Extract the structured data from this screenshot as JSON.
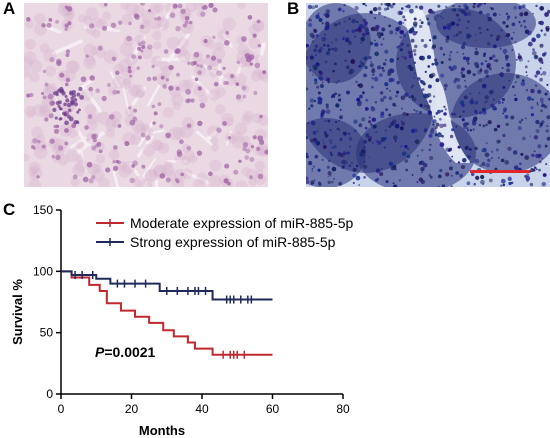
{
  "panels": {
    "a_label": "A",
    "b_label": "B",
    "c_label": "C"
  },
  "colors": {
    "moderate": "#c0282f",
    "strong": "#1f2a5a",
    "scale_bar": "#e0262b",
    "he_background": "#ead8e3",
    "ihc_background": "#c9d3ea"
  },
  "chart_data": {
    "type": "line",
    "subtype": "kaplan-meier",
    "xlabel": "Months",
    "ylabel": "Survival %",
    "xlim": [
      0,
      80
    ],
    "ylim": [
      0,
      150
    ],
    "xticks": [
      0,
      20,
      40,
      60,
      80
    ],
    "yticks": [
      0,
      50,
      100,
      150
    ],
    "annotation": {
      "italic": "P",
      "text": "=0.0021"
    },
    "legend_placement": "top-right",
    "series": [
      {
        "name": "Moderate expression of miR-885-5p",
        "color": "#c0282f",
        "steps": [
          [
            0,
            100
          ],
          [
            3,
            95
          ],
          [
            8,
            89
          ],
          [
            11,
            84
          ],
          [
            13,
            74
          ],
          [
            17,
            68
          ],
          [
            21,
            63
          ],
          [
            25,
            58
          ],
          [
            29,
            52
          ],
          [
            32,
            47
          ],
          [
            36,
            42
          ],
          [
            38,
            37
          ],
          [
            43,
            32
          ],
          [
            60,
            32
          ]
        ],
        "censored": [
          [
            46,
            32
          ],
          [
            48,
            32
          ],
          [
            49,
            32
          ],
          [
            50,
            32
          ],
          [
            52,
            32
          ]
        ]
      },
      {
        "name": "Strong expression of miR-885-5p",
        "color": "#1f2a5a",
        "steps": [
          [
            0,
            100
          ],
          [
            3,
            97
          ],
          [
            10,
            94
          ],
          [
            14,
            90
          ],
          [
            28,
            84
          ],
          [
            43,
            77
          ],
          [
            60,
            77
          ]
        ],
        "censored": [
          [
            4,
            97
          ],
          [
            6,
            97
          ],
          [
            9,
            97
          ],
          [
            16,
            90
          ],
          [
            18,
            90
          ],
          [
            21,
            90
          ],
          [
            24,
            90
          ],
          [
            30,
            84
          ],
          [
            33,
            84
          ],
          [
            36,
            84
          ],
          [
            38,
            84
          ],
          [
            39,
            84
          ],
          [
            41,
            84
          ],
          [
            47,
            77
          ],
          [
            48,
            77
          ],
          [
            49,
            77
          ],
          [
            51,
            77
          ],
          [
            53,
            77
          ],
          [
            54,
            77
          ]
        ]
      }
    ]
  }
}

_What you are asked to do:_ Go through the listing above and write it out again exactly, dropping the pictures.

_Result:_
Extract the structured data from this screenshot as JSON.
{
  "panels": {
    "a_label": "A",
    "b_label": "B",
    "c_label": "C"
  },
  "colors": {
    "moderate": "#c0282f",
    "strong": "#1f2a5a",
    "scale_bar": "#e0262b",
    "he_background": "#ead8e3",
    "ihc_background": "#c9d3ea"
  },
  "chart_data": {
    "type": "line",
    "subtype": "kaplan-meier",
    "xlabel": "Months",
    "ylabel": "Survival %",
    "xlim": [
      0,
      80
    ],
    "ylim": [
      0,
      150
    ],
    "xticks": [
      0,
      20,
      40,
      60,
      80
    ],
    "yticks": [
      0,
      50,
      100,
      150
    ],
    "annotation": {
      "italic": "P",
      "text": "=0.0021"
    },
    "legend_placement": "top-right",
    "series": [
      {
        "name": "Moderate expression of miR-885-5p",
        "color": "#c0282f",
        "steps": [
          [
            0,
            100
          ],
          [
            3,
            95
          ],
          [
            8,
            89
          ],
          [
            11,
            84
          ],
          [
            13,
            74
          ],
          [
            17,
            68
          ],
          [
            21,
            63
          ],
          [
            25,
            58
          ],
          [
            29,
            52
          ],
          [
            32,
            47
          ],
          [
            36,
            42
          ],
          [
            38,
            37
          ],
          [
            43,
            32
          ],
          [
            60,
            32
          ]
        ],
        "censored": [
          [
            46,
            32
          ],
          [
            48,
            32
          ],
          [
            49,
            32
          ],
          [
            50,
            32
          ],
          [
            52,
            32
          ]
        ]
      },
      {
        "name": "Strong expression of miR-885-5p",
        "color": "#1f2a5a",
        "steps": [
          [
            0,
            100
          ],
          [
            3,
            97
          ],
          [
            10,
            94
          ],
          [
            14,
            90
          ],
          [
            28,
            84
          ],
          [
            43,
            77
          ],
          [
            60,
            77
          ]
        ],
        "censored": [
          [
            4,
            97
          ],
          [
            6,
            97
          ],
          [
            9,
            97
          ],
          [
            16,
            90
          ],
          [
            18,
            90
          ],
          [
            21,
            90
          ],
          [
            24,
            90
          ],
          [
            30,
            84
          ],
          [
            33,
            84
          ],
          [
            36,
            84
          ],
          [
            38,
            84
          ],
          [
            39,
            84
          ],
          [
            41,
            84
          ],
          [
            47,
            77
          ],
          [
            48,
            77
          ],
          [
            49,
            77
          ],
          [
            51,
            77
          ],
          [
            53,
            77
          ],
          [
            54,
            77
          ]
        ]
      }
    ]
  }
}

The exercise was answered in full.